### RECORDS SHOWN ###

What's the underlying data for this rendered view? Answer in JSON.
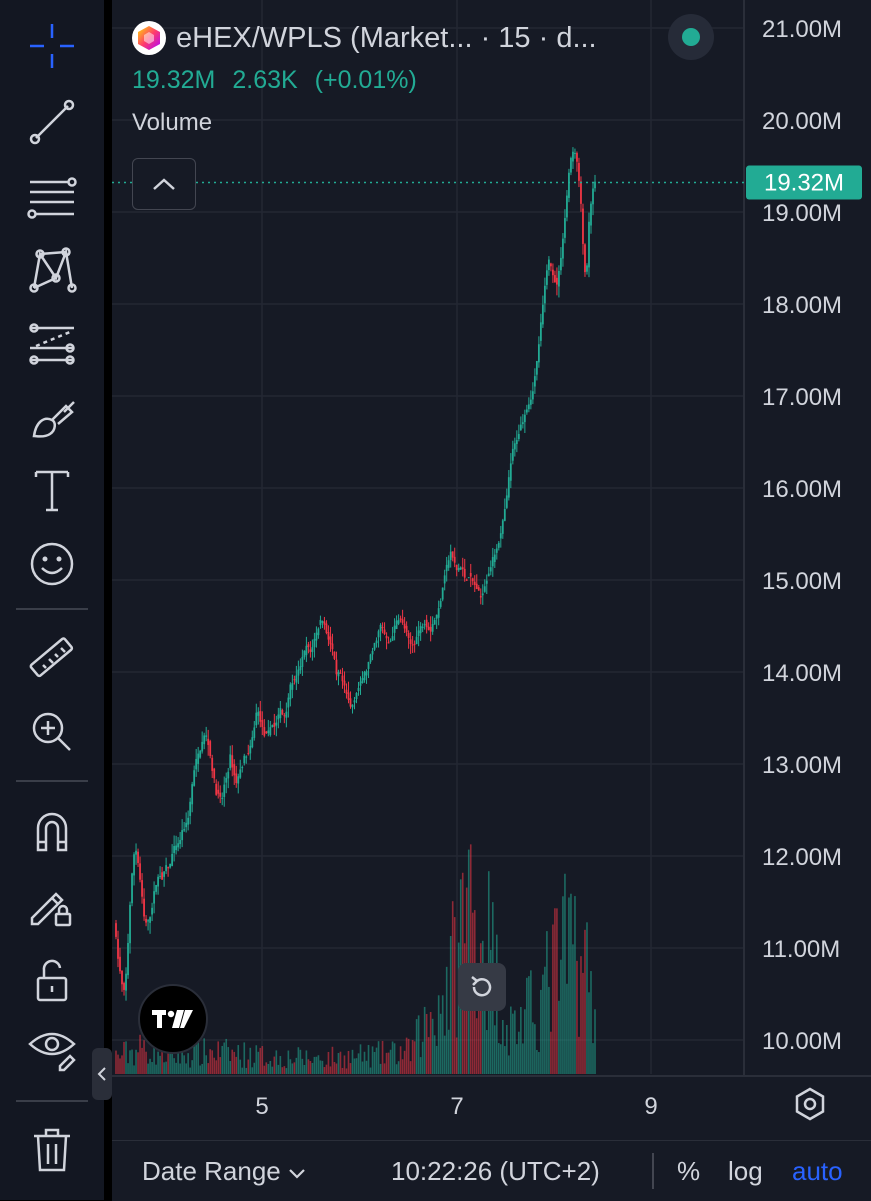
{
  "header": {
    "symbol": "eHEX/WPLS (Market... · 15 · d...",
    "last_price": "19.32M",
    "change": "2.63K",
    "change_pct": "(+0.01%)",
    "volume_label": "Volume"
  },
  "chart_data": {
    "type": "candlestick",
    "price_axis": {
      "ticks": [
        "21.00M",
        "20.00M",
        "19.00M",
        "18.00M",
        "17.00M",
        "16.00M",
        "15.00M",
        "14.00M",
        "13.00M",
        "12.00M",
        "11.00M",
        "10.00M"
      ],
      "range": [
        9.6,
        21.3
      ],
      "last_price_label": "19.32M",
      "last_price": 19.32
    },
    "time_axis": {
      "ticks": [
        "5",
        "7",
        "9"
      ]
    },
    "price_path": [
      [
        0,
        11.3
      ],
      [
        4,
        10.9
      ],
      [
        8,
        10.6
      ],
      [
        11,
        10.5
      ],
      [
        14,
        11.0
      ],
      [
        17,
        11.6
      ],
      [
        20,
        12.0
      ],
      [
        22,
        12.1
      ],
      [
        25,
        11.9
      ],
      [
        28,
        11.6
      ],
      [
        31,
        11.3
      ],
      [
        34,
        11.25
      ],
      [
        38,
        11.4
      ],
      [
        41,
        11.6
      ],
      [
        44,
        11.75
      ],
      [
        47,
        11.8
      ],
      [
        50,
        11.75
      ],
      [
        53,
        11.9
      ],
      [
        56,
        11.85
      ],
      [
        59,
        12.0
      ],
      [
        62,
        12.1
      ],
      [
        65,
        12.1
      ],
      [
        68,
        12.2
      ],
      [
        71,
        12.3
      ],
      [
        74,
        12.35
      ],
      [
        77,
        12.5
      ],
      [
        80,
        12.8
      ],
      [
        83,
        13.0
      ],
      [
        86,
        13.1
      ],
      [
        89,
        13.2
      ],
      [
        92,
        13.3
      ],
      [
        95,
        13.3
      ],
      [
        98,
        13.1
      ],
      [
        101,
        12.9
      ],
      [
        104,
        12.7
      ],
      [
        107,
        12.65
      ],
      [
        110,
        12.6
      ],
      [
        113,
        12.8
      ],
      [
        116,
        12.9
      ],
      [
        119,
        13.1
      ],
      [
        122,
        12.9
      ],
      [
        125,
        12.8
      ],
      [
        128,
        12.9
      ],
      [
        131,
        13.0
      ],
      [
        134,
        13.1
      ],
      [
        137,
        13.1
      ],
      [
        140,
        13.2
      ],
      [
        143,
        13.4
      ],
      [
        146,
        13.6
      ],
      [
        149,
        13.5
      ],
      [
        152,
        13.35
      ],
      [
        155,
        13.3
      ],
      [
        158,
        13.35
      ],
      [
        161,
        13.45
      ],
      [
        164,
        13.4
      ],
      [
        167,
        13.5
      ],
      [
        170,
        13.6
      ],
      [
        173,
        13.5
      ],
      [
        176,
        13.6
      ],
      [
        179,
        13.8
      ],
      [
        182,
        13.9
      ],
      [
        185,
        13.9
      ],
      [
        188,
        14.0
      ],
      [
        191,
        14.1
      ],
      [
        194,
        14.2
      ],
      [
        197,
        14.3
      ],
      [
        200,
        14.2
      ],
      [
        203,
        14.3
      ],
      [
        206,
        14.4
      ],
      [
        209,
        14.5
      ],
      [
        212,
        14.6
      ],
      [
        215,
        14.5
      ],
      [
        218,
        14.4
      ],
      [
        221,
        14.3
      ],
      [
        224,
        14.2
      ],
      [
        227,
        13.95
      ],
      [
        230,
        14.0
      ],
      [
        233,
        13.9
      ],
      [
        236,
        13.8
      ],
      [
        239,
        13.7
      ],
      [
        242,
        13.6
      ],
      [
        245,
        13.7
      ],
      [
        248,
        13.8
      ],
      [
        251,
        13.85
      ],
      [
        254,
        13.95
      ],
      [
        257,
        14.0
      ],
      [
        260,
        14.1
      ],
      [
        263,
        14.2
      ],
      [
        266,
        14.3
      ],
      [
        269,
        14.4
      ],
      [
        272,
        14.5
      ],
      [
        275,
        14.45
      ],
      [
        278,
        14.35
      ],
      [
        281,
        14.3
      ],
      [
        284,
        14.4
      ],
      [
        287,
        14.5
      ],
      [
        290,
        14.6
      ],
      [
        293,
        14.55
      ],
      [
        296,
        14.5
      ],
      [
        299,
        14.4
      ],
      [
        302,
        14.3
      ],
      [
        305,
        14.3
      ],
      [
        308,
        14.35
      ],
      [
        311,
        14.45
      ],
      [
        314,
        14.5
      ],
      [
        317,
        14.55
      ],
      [
        320,
        14.5
      ],
      [
        323,
        14.45
      ],
      [
        326,
        14.55
      ],
      [
        329,
        14.6
      ],
      [
        332,
        14.7
      ],
      [
        335,
        14.9
      ],
      [
        338,
        15.1
      ],
      [
        341,
        15.2
      ],
      [
        344,
        15.3
      ],
      [
        347,
        15.2
      ],
      [
        350,
        15.1
      ],
      [
        353,
        15.15
      ],
      [
        356,
        15.1
      ],
      [
        359,
        15.0
      ],
      [
        362,
        15.05
      ],
      [
        365,
        15.0
      ],
      [
        368,
        14.95
      ],
      [
        371,
        14.9
      ],
      [
        374,
        14.8
      ],
      [
        377,
        14.9
      ],
      [
        380,
        15.0
      ],
      [
        383,
        15.1
      ],
      [
        386,
        15.2
      ],
      [
        389,
        15.3
      ],
      [
        392,
        15.4
      ],
      [
        395,
        15.5
      ],
      [
        398,
        15.7
      ],
      [
        401,
        15.9
      ],
      [
        404,
        16.2
      ],
      [
        407,
        16.4
      ],
      [
        410,
        16.5
      ],
      [
        413,
        16.6
      ],
      [
        416,
        16.7
      ],
      [
        419,
        16.8
      ],
      [
        422,
        16.9
      ],
      [
        425,
        16.95
      ],
      [
        428,
        17.1
      ],
      [
        431,
        17.3
      ],
      [
        434,
        17.6
      ],
      [
        437,
        17.9
      ],
      [
        440,
        18.2
      ],
      [
        443,
        18.5
      ],
      [
        446,
        18.4
      ],
      [
        449,
        18.3
      ],
      [
        452,
        18.2
      ],
      [
        455,
        18.4
      ],
      [
        458,
        18.7
      ],
      [
        461,
        19.0
      ],
      [
        464,
        19.4
      ],
      [
        467,
        19.6
      ],
      [
        470,
        19.7
      ],
      [
        473,
        19.5
      ],
      [
        476,
        19.2
      ],
      [
        479,
        18.6
      ],
      [
        482,
        18.2
      ],
      [
        485,
        18.9
      ],
      [
        488,
        19.2
      ],
      [
        491,
        19.32
      ]
    ],
    "volume_profile": [
      [
        0,
        0.08
      ],
      [
        30,
        0.12
      ],
      [
        60,
        0.08
      ],
      [
        100,
        0.1
      ],
      [
        150,
        0.08
      ],
      [
        200,
        0.07
      ],
      [
        250,
        0.08
      ],
      [
        300,
        0.1
      ],
      [
        340,
        0.4
      ],
      [
        360,
        0.8
      ],
      [
        380,
        0.6
      ],
      [
        400,
        0.2
      ],
      [
        430,
        0.3
      ],
      [
        450,
        0.5
      ],
      [
        470,
        0.6
      ],
      [
        491,
        0.3
      ]
    ],
    "grid": true
  },
  "controls": {
    "reset_icon": "rotate-ccw-icon",
    "tv_logo": "tradingview-logo",
    "settings_icon": "gear-icon"
  },
  "bottom_bar": {
    "date_range": "Date Range",
    "time": "10:22:26 (UTC+2)",
    "percent": "%",
    "log": "log",
    "auto": "auto"
  },
  "toolbar": {
    "items": [
      "crosshair-icon",
      "trend-line-icon",
      "fib-retracement-icon",
      "pattern-icon",
      "prediction-icon",
      "brush-icon",
      "text-icon",
      "emoji-icon",
      "ruler-icon",
      "zoom-in-icon",
      "magnet-icon",
      "lock-drawing-icon",
      "unlock-icon",
      "eye-icon",
      "trash-icon"
    ]
  },
  "colors": {
    "up": "#22ab94",
    "down": "#f23645",
    "background": "#161a25",
    "grid": "#232733",
    "accent": "#2962ff"
  }
}
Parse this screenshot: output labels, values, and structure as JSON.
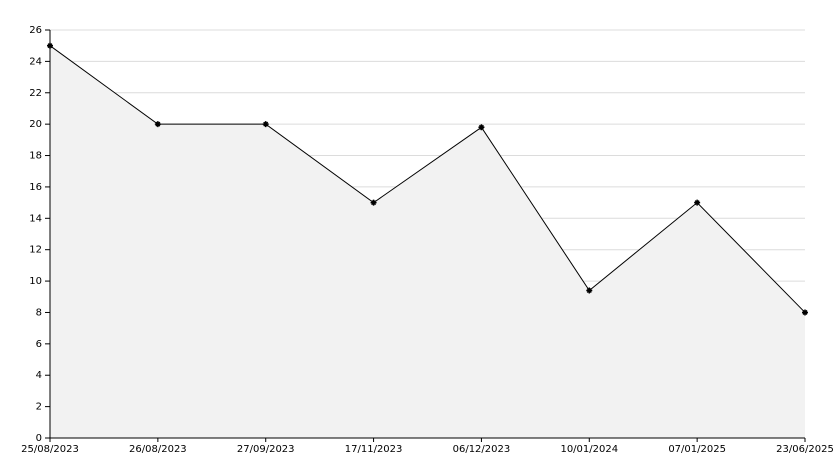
{
  "chart_data": {
    "type": "area",
    "categories": [
      "25/08/2023",
      "26/08/2023",
      "27/09/2023",
      "17/11/2023",
      "06/12/2023",
      "10/01/2024",
      "07/01/2025",
      "23/06/2025"
    ],
    "values": [
      25,
      20,
      20,
      15,
      19.8,
      9.4,
      15,
      8
    ],
    "color": "#000000",
    "fill": "#f2f2f2",
    "ylim": [
      0,
      26
    ],
    "yticks": [
      0,
      2,
      4,
      6,
      8,
      10,
      12,
      14,
      16,
      18,
      20,
      22,
      24,
      26
    ],
    "grid": true
  }
}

###

INSTRUCTION –
Each line from the one that contains "Parse this screenshot: output" to the end of the listing must be quoted exactly; no other line and no picture belongs in the copy.

ANSWER FOR THIS EXERCISE –
Parse this screenshot: output labels, values, and structure as JSON.
{
  "chart_data": {
    "type": "area",
    "categories": [
      "25/08/2023",
      "26/08/2023",
      "27/09/2023",
      "17/11/2023",
      "06/12/2023",
      "10/01/2024",
      "07/01/2025",
      "23/06/2025"
    ],
    "values": [
      25,
      20,
      20,
      15,
      19.8,
      9.4,
      15,
      8
    ],
    "color": "#000000",
    "fill": "#f2f2f2",
    "ylim": [
      0,
      26
    ],
    "yticks": [
      0,
      2,
      4,
      6,
      8,
      10,
      12,
      14,
      16,
      18,
      20,
      22,
      24,
      26
    ],
    "grid": true
  }
}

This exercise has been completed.